__What to do__. Your task is to output the entries below word for word.

__Data supplied__.
— BEGIN —

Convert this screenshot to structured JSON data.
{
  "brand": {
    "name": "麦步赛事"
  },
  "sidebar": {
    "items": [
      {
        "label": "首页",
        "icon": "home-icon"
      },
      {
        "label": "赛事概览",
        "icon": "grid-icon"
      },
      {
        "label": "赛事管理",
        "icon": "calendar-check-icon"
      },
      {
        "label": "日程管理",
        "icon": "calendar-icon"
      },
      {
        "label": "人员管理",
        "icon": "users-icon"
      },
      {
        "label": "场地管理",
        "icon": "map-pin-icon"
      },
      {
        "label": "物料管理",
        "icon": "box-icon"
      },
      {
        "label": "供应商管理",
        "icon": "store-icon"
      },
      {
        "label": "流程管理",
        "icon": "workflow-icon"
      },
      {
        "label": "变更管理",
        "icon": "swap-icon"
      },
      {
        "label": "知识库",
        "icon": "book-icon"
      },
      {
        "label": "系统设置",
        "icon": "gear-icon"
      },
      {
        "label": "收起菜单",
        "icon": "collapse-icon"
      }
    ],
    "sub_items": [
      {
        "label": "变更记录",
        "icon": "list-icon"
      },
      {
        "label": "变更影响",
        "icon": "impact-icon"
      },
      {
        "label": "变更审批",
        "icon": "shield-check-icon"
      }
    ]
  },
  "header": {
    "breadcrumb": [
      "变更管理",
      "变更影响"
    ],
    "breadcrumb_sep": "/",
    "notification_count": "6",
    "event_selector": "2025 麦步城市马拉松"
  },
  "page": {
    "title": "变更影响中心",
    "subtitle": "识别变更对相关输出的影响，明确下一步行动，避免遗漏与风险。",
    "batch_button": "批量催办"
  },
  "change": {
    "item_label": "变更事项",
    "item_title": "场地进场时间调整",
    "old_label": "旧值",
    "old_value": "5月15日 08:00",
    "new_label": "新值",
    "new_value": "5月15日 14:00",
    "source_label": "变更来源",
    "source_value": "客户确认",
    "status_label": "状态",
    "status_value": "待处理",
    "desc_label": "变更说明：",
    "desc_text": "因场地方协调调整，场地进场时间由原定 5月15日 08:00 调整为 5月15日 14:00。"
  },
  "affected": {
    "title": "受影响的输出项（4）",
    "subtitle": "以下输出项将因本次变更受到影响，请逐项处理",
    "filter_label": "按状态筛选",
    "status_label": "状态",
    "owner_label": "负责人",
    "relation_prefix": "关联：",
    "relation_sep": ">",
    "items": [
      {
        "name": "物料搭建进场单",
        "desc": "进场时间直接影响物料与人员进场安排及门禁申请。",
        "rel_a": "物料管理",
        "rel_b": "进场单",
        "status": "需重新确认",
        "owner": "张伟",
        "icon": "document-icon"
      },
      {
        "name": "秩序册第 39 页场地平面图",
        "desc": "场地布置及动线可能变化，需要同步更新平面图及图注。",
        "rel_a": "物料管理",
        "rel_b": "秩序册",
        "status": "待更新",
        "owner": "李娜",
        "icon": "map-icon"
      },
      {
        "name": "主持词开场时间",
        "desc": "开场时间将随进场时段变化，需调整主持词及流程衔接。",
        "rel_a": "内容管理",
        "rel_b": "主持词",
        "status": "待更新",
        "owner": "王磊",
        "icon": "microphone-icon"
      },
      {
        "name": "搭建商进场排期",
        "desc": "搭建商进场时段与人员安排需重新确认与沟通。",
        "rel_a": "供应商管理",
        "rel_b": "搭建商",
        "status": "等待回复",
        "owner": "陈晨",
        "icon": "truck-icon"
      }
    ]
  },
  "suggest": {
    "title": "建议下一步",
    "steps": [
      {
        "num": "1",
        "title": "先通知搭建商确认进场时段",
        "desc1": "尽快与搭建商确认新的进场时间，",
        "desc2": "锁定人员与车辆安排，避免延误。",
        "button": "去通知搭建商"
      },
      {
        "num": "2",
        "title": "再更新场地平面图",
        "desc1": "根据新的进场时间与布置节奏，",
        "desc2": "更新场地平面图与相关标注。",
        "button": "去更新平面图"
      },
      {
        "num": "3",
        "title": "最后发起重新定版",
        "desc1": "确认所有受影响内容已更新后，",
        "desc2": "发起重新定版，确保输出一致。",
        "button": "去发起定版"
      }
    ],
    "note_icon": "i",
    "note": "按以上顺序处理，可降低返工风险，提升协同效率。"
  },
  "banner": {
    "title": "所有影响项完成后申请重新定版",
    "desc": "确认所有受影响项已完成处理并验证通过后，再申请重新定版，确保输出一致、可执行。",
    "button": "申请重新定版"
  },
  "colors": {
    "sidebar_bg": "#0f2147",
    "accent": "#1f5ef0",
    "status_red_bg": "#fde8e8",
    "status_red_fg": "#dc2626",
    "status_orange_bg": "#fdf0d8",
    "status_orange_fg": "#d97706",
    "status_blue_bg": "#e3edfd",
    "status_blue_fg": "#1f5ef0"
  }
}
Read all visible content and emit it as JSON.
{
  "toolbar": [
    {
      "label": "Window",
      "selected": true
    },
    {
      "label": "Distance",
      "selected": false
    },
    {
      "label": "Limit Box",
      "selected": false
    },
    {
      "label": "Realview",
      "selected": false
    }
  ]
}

— END —

__Exercise result__.
Convert this screenshot to structured JSON data.
{
  "brand": {
    "name": "麦步赛事"
  },
  "sidebar": {
    "items": [
      {
        "label": "首页",
        "icon": "home-icon"
      },
      {
        "label": "赛事概览",
        "icon": "grid-icon"
      },
      {
        "label": "赛事管理",
        "icon": "calendar-check-icon"
      },
      {
        "label": "日程管理",
        "icon": "calendar-icon"
      },
      {
        "label": "人员管理",
        "icon": "users-icon"
      },
      {
        "label": "场地管理",
        "icon": "map-pin-icon"
      },
      {
        "label": "物料管理",
        "icon": "box-icon"
      },
      {
        "label": "供应商管理",
        "icon": "store-icon"
      },
      {
        "label": "流程管理",
        "icon": "workflow-icon"
      },
      {
        "label": "变更管理",
        "icon": "swap-icon"
      },
      {
        "label": "知识库",
        "icon": "book-icon"
      },
      {
        "label": "系统设置",
        "icon": "gear-icon"
      },
      {
        "label": "收起菜单",
        "icon": "collapse-icon"
      }
    ],
    "sub_items": [
      {
        "label": "变更记录",
        "icon": "list-icon"
      },
      {
        "label": "变更影响",
        "icon": "impact-icon"
      },
      {
        "label": "变更审批",
        "icon": "shield-check-icon"
      }
    ]
  },
  "header": {
    "breadcrumb": [
      "变更管理",
      "变更影响"
    ],
    "breadcrumb_sep": "/",
    "notification_count": "6",
    "event_selector": "2025 麦步城市马拉松"
  },
  "page": {
    "title": "变更影响中心",
    "subtitle": "识别变更对相关输出的影响，明确下一步行动，避免遗漏与风险。",
    "batch_button": "批量催办"
  },
  "change": {
    "item_label": "变更事项",
    "item_title": "场地进场时间调整",
    "old_label": "旧值",
    "old_value": "5月15日 08:00",
    "new_label": "新值",
    "new_value": "5月15日 14:00",
    "source_label": "变更来源",
    "source_value": "客户确认",
    "status_label": "状态",
    "status_value": "待处理",
    "desc_label": "变更说明：",
    "desc_text": "因场地方协调调整，场地进场时间由原定 5月15日 08:00 调整为 5月15日 14:00。"
  },
  "affected": {
    "title": "受影响的输出项（4）",
    "subtitle": "以下输出项将因本次变更受到影响，请逐项处理",
    "filter_label": "按状态筛选",
    "status_label": "状态",
    "owner_label": "负责人",
    "relation_prefix": "关联：",
    "relation_sep": ">",
    "items": [
      {
        "name": "物料搭建进场单",
        "desc": "进场时间直接影响物料与人员进场安排及门禁申请。",
        "rel_a": "物料管理",
        "rel_b": "进场单",
        "status": "需重新确认",
        "owner": "张伟",
        "icon": "document-icon"
      },
      {
        "name": "秩序册第 39 页场地平面图",
        "desc": "场地布置及动线可能变化，需要同步更新平面图及图注。",
        "rel_a": "物料管理",
        "rel_b": "秩序册",
        "status": "待更新",
        "owner": "李娜",
        "icon": "map-icon"
      },
      {
        "name": "主持词开场时间",
        "desc": "开场时间将随进场时段变化，需调整主持词及流程衔接。",
        "rel_a": "内容管理",
        "rel_b": "主持词",
        "status": "待更新",
        "owner": "王磊",
        "icon": "microphone-icon"
      },
      {
        "name": "搭建商进场排期",
        "desc": "搭建商进场时段与人员安排需重新确认与沟通。",
        "rel_a": "供应商管理",
        "rel_b": "搭建商",
        "status": "等待回复",
        "owner": "陈晨",
        "icon": "truck-icon"
      }
    ]
  },
  "suggest": {
    "title": "建议下一步",
    "steps": [
      {
        "num": "1",
        "title": "先通知搭建商确认进场时段",
        "desc1": "尽快与搭建商确认新的进场时间，",
        "desc2": "锁定人员与车辆安排，避免延误。",
        "button": "去通知搭建商"
      },
      {
        "num": "2",
        "title": "再更新场地平面图",
        "desc1": "根据新的进场时间与布置节奏，",
        "desc2": "更新场地平面图与相关标注。",
        "button": "去更新平面图"
      },
      {
        "num": "3",
        "title": "最后发起重新定版",
        "desc1": "确认所有受影响内容已更新后，",
        "desc2": "发起重新定版，确保输出一致。",
        "button": "去发起定版"
      }
    ],
    "note_icon": "i",
    "note": "按以上顺序处理，可降低返工风险，提升协同效率。"
  },
  "banner": {
    "title": "所有影响项完成后申请重新定版",
    "desc": "确认所有受影响项已完成处理并验证通过后，再申请重新定版，确保输出一致、可执行。",
    "button": "申请重新定版"
  },
  "colors": {
    "sidebar_bg": "#0f2147",
    "accent": "#1f5ef0",
    "status_red_bg": "#fde8e8",
    "status_red_fg": "#dc2626",
    "status_orange_bg": "#fdf0d8",
    "status_orange_fg": "#d97706",
    "status_blue_bg": "#e3edfd",
    "status_blue_fg": "#1f5ef0"
  }
}
Read all visible content and emit it as JSON.
{
  "toolbar": [
    {
      "label": "Window",
      "selected": true
    },
    {
      "label": "Distance",
      "selected": false
    },
    {
      "label": "Limit Box",
      "selected": false
    },
    {
      "label": "Realview",
      "selected": false
    }
  ]
}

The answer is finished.